Так что, как бы мы ни презирали Булгарина, — где его patria? Какое отечество он должен был называть своим, Российскую ли империю или подавляемую империей Польшу?

Словом, он воюет под польским орлом и под предводительством Наполеона — в Италии и Испании, Белоруссии и Литве, наконец, в России. Становится капитаном, получает, ни много ни мало, орден Почетного легиона. В 1814 году взят в плен и отпущен в Варшаву; там ступает на литературное поприще, а с 1820-го он уже в Петербурге, где издает журналы, затем газету. В общем, мало-помалу становится тем Булгариным, который и остался в истории литературы: популярным прозаиком, продажным журналистом, агентом III отделения. Тем, чье имя мы привычно и справедливо произносим с полным презрением.

Произносим — по праву, хотя стоит помнить и то, ради чего я завел речь об этой исторической личности. Ведь были с булгаринской стороны и неосторожные взбрыки, были гневные выступления против цензуры, душившей и его, были записки, поданные в правительство, где отечественные пороки назывались с прямотой и отвагой.

Например:

«В финансах — упадок кредита, торговли и фабрик, истребление государственных лесов… В юстиции — взятки, безнравственность… В министерстве внутренних дел — совершенный упадок полиции и безнаказанность губернаторов… В военном министерстве — расхищения»…

Ни дать ни взять — Герцен!

Но речь все-таки не об этом. Было в булгаринской биографии два поступка, перед которыми мы, с нашим советским опытом, могли бы остановиться в почтительном недоумении.

Первый, правда, более или менее понятен — даже нам. Булгарин ревностно оберегал рукопись Грибоедовского «Горя от ума» и первым опубликовал часть запрещенной комедии, которую автор, отбывая в Персию, доверил ему. Даже сделал на рукописи надпись: «Горе мое поручаю Булгарину. Верный друг Грибоедов».

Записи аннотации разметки

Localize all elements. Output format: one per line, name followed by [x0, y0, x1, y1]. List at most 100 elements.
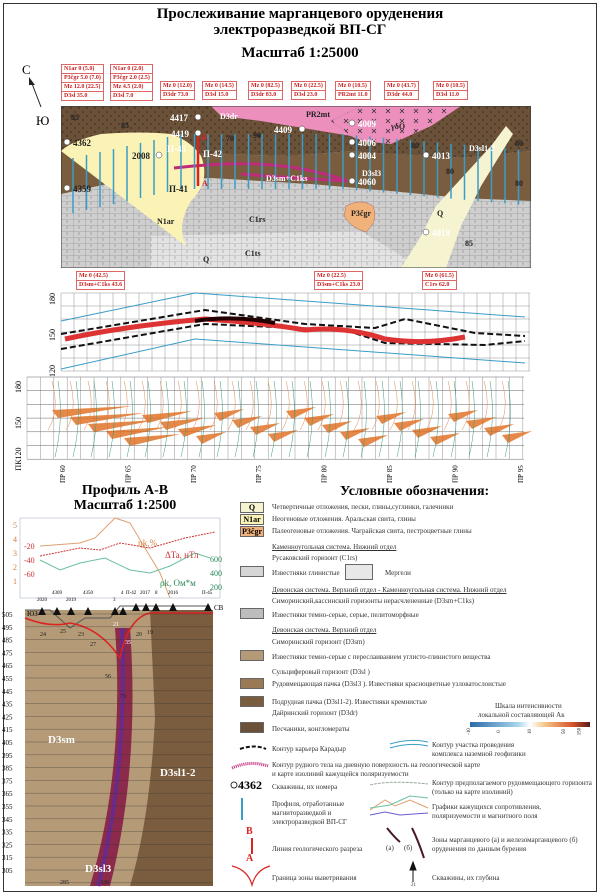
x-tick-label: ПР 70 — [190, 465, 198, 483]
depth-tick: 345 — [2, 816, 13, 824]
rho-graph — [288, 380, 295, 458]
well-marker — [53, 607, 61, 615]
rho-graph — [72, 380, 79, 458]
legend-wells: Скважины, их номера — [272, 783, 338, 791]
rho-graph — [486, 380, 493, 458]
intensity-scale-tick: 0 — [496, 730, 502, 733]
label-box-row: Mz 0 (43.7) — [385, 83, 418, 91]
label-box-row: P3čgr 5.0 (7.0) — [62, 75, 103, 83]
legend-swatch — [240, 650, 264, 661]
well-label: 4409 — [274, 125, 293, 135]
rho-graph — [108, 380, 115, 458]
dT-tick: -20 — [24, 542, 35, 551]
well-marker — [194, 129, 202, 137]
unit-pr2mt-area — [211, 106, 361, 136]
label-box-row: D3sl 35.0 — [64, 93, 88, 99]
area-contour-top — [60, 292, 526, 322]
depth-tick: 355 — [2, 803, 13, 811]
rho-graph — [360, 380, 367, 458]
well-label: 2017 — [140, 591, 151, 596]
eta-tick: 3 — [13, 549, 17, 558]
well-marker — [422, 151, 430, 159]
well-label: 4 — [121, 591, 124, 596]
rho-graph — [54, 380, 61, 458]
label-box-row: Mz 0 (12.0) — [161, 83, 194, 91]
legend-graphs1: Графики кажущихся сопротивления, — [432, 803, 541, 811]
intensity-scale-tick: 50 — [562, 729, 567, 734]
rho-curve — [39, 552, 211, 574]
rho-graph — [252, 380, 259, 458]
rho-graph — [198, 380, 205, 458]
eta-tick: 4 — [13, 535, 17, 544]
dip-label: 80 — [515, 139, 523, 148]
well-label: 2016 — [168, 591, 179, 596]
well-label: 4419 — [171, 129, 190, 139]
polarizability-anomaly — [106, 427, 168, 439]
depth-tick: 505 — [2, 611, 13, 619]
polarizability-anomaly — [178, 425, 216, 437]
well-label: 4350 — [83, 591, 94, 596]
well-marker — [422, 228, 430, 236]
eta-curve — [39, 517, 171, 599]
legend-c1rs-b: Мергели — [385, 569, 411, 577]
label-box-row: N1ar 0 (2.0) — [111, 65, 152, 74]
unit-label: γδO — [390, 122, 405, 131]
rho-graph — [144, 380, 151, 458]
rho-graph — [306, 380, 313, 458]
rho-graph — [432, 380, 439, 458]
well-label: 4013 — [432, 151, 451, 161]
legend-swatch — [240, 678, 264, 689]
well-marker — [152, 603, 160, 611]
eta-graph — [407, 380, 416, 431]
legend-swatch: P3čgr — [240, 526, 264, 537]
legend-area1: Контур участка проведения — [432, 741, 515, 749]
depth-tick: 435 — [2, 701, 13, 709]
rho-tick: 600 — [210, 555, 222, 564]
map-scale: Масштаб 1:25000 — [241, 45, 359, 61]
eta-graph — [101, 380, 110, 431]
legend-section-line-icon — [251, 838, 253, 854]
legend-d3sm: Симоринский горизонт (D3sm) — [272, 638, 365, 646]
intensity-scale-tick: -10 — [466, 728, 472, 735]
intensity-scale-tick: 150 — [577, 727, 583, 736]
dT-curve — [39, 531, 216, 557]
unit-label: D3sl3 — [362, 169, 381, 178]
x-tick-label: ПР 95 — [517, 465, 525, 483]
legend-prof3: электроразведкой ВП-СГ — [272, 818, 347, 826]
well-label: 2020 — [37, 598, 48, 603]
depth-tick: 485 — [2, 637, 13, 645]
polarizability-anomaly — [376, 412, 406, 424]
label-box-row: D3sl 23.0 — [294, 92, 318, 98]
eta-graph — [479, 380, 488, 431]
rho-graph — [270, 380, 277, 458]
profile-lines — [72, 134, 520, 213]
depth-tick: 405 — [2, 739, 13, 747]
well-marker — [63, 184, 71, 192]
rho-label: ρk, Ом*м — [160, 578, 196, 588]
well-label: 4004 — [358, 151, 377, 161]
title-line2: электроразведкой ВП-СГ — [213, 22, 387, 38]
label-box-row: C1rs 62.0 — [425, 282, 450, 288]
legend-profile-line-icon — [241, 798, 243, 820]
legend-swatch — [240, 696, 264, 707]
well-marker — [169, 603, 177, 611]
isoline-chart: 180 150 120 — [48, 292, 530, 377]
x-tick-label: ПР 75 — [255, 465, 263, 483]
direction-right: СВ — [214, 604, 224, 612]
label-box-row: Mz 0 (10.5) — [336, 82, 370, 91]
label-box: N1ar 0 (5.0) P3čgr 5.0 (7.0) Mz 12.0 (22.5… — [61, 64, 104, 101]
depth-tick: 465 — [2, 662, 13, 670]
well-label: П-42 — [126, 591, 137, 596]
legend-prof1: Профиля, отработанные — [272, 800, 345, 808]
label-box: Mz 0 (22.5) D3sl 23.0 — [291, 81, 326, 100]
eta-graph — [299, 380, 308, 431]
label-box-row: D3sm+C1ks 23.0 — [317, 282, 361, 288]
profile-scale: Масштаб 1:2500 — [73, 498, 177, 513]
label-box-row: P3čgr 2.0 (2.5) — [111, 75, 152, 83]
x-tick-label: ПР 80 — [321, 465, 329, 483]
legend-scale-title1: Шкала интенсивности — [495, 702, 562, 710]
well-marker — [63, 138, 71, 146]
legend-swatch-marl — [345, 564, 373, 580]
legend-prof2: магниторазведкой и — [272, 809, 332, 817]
...
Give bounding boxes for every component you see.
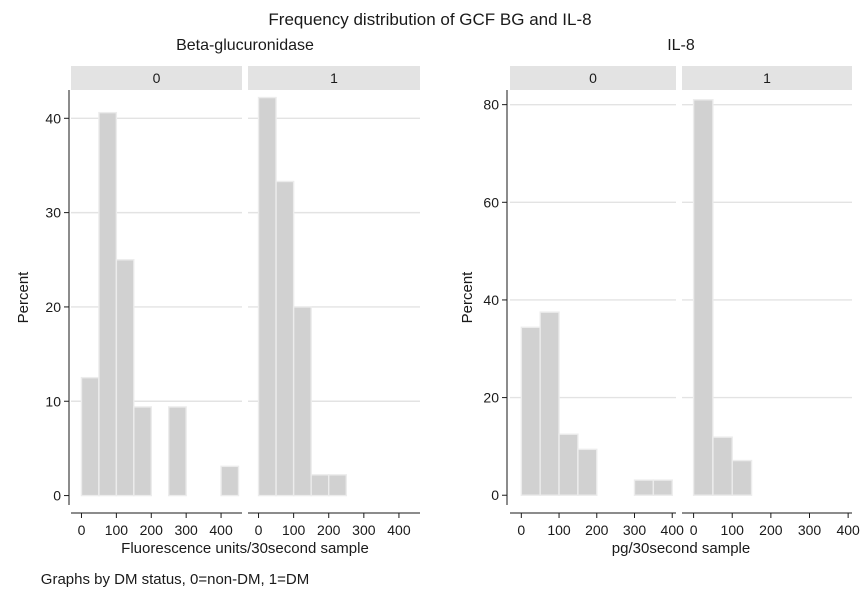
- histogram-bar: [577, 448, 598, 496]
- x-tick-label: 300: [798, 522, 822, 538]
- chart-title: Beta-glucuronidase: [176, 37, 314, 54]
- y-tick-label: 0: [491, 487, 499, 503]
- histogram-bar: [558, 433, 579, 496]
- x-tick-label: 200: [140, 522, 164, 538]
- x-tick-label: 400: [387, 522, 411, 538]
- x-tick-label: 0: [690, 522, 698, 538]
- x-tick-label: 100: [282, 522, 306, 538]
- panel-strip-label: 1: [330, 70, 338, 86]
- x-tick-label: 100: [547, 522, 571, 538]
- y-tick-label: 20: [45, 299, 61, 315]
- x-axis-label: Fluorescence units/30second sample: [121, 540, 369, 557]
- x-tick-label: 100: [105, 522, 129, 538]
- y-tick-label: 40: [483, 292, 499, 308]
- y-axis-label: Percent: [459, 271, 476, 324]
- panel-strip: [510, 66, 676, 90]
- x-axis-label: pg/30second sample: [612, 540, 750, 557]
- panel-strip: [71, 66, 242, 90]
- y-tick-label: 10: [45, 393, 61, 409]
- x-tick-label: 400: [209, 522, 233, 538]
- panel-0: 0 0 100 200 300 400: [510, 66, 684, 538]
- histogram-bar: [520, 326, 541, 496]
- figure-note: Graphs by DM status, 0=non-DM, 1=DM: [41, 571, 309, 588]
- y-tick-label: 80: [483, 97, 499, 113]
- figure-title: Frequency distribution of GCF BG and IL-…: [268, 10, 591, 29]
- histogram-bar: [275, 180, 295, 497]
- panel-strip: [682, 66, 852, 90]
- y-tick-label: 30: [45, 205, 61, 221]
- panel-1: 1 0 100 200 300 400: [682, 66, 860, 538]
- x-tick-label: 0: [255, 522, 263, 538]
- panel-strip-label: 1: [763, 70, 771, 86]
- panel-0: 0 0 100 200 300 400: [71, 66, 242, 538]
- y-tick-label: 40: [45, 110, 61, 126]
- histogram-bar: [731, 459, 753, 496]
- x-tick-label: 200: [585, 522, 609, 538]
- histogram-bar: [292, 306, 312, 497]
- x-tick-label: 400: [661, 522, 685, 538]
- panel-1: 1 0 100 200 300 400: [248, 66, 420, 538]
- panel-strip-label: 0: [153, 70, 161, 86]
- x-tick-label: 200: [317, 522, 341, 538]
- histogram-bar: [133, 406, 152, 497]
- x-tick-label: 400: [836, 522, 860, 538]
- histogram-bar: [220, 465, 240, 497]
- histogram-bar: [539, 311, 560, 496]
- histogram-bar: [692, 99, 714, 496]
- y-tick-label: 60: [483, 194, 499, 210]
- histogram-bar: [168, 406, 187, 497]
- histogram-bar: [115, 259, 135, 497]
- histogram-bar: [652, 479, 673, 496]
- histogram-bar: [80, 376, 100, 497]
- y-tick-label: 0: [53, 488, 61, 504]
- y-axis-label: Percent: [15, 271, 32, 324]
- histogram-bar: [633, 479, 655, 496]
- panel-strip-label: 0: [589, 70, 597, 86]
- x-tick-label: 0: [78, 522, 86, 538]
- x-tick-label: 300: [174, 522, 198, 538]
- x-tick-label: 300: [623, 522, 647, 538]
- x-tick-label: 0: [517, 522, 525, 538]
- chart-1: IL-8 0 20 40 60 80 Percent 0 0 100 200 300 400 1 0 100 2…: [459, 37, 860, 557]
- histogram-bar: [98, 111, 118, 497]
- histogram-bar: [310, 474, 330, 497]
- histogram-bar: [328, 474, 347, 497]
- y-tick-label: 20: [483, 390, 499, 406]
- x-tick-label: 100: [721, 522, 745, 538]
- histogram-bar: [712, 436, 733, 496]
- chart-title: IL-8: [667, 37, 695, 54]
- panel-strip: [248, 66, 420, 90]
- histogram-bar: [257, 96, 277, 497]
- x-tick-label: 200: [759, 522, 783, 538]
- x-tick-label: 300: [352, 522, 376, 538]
...
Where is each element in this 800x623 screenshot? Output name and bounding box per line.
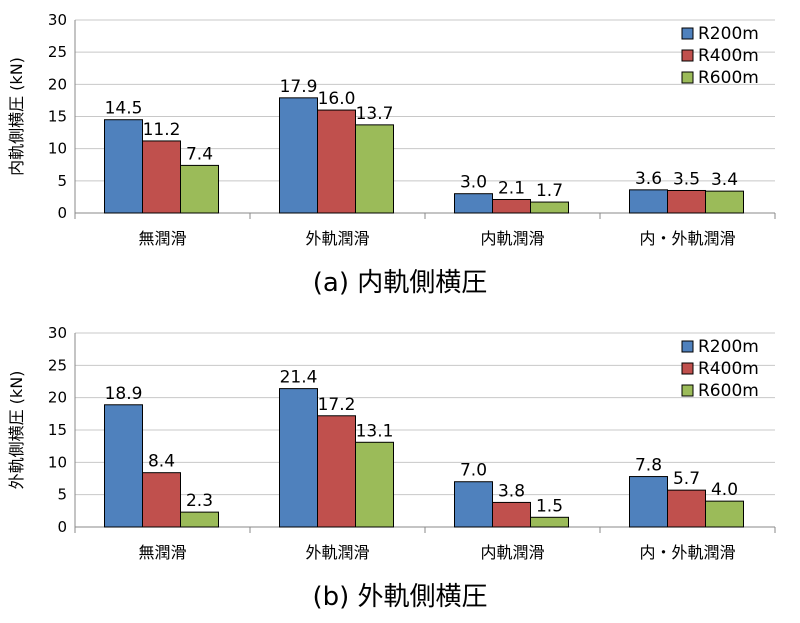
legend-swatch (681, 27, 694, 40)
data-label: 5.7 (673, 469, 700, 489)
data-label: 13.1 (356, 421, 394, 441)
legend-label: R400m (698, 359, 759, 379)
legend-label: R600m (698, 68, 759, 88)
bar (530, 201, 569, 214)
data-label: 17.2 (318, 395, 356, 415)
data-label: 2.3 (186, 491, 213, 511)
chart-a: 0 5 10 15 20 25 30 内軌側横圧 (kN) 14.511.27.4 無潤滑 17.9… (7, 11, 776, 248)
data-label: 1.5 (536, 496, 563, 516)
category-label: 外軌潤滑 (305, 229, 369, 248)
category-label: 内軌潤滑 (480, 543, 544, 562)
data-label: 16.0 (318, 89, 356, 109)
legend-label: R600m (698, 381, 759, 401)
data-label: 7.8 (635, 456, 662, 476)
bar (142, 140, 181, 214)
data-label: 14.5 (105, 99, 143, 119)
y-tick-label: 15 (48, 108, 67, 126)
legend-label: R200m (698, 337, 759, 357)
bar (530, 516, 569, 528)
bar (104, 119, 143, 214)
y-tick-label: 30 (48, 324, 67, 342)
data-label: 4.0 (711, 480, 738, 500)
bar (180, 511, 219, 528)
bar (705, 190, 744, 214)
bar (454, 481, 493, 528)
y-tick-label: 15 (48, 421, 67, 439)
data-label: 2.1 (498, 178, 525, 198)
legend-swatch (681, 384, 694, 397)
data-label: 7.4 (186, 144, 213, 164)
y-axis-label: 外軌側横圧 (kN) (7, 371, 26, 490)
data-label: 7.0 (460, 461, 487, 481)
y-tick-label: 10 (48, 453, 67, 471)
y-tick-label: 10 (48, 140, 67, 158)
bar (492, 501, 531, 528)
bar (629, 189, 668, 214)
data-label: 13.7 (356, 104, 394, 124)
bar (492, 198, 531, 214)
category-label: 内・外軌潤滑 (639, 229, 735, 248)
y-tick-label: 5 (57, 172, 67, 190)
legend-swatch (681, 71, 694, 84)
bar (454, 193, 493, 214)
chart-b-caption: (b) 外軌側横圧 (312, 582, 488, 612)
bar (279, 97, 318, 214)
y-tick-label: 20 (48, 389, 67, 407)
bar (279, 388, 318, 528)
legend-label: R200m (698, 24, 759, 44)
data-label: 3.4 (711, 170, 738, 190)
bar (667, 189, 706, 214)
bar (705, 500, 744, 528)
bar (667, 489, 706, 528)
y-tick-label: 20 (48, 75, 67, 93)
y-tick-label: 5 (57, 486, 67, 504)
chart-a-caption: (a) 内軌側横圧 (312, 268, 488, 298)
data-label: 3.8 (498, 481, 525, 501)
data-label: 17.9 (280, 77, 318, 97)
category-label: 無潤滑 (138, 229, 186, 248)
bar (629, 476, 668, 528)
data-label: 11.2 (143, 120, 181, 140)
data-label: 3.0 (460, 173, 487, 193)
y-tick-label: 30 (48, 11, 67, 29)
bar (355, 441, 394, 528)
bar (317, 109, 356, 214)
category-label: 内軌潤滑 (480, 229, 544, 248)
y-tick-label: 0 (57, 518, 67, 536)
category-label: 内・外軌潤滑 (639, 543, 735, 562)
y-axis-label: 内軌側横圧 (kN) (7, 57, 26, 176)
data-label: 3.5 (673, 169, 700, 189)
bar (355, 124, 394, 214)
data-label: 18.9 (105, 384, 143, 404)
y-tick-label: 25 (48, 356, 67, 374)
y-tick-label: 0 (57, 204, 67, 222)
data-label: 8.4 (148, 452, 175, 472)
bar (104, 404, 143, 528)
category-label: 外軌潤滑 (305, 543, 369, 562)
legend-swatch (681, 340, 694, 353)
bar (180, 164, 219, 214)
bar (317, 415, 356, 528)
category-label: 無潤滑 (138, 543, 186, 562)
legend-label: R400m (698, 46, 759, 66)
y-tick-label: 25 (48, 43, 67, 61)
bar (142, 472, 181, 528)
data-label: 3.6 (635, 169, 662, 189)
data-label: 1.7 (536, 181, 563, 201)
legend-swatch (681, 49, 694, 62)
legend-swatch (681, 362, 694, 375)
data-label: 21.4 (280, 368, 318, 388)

■ ЗАДАНИЯ:
• 1. Ответьте на вопросы по тексту о Булгарине.
(a) В каком году Булгарин был взят в плен?
(b) Какой орден он получил на службе под польским орлом?
(c) Рукопись какого произведения Булгарин ревностно оберегал?
• 2. Воспроизведите дословно строки, приведенные после текста. Начните со строки, содержащей «- histogram-bar: [577, 448, 598, 496]», и закончите строкой, содержащей «- x-tick-label: 200: [140, 522, 164, 538]».

■ ОТВЕТЫ К ЗАДАНИЯМ:
• 1.
(a) В 1814 году.
(b) Орден Почетного легиона.
(c) Рукопись грибоедовского «Горя от ума».

• 2.
- histogram-bar: [577, 448, 598, 496]
- x-tick-label: 300: [798, 522, 822, 538]
- chart-title: Beta-glucuronidase: [176, 37, 314, 54]
- y-tick-label: 0: [491, 487, 499, 503]
- histogram-bar: [558, 433, 579, 496]
- x-tick-label: 200: [140, 522, 164, 538]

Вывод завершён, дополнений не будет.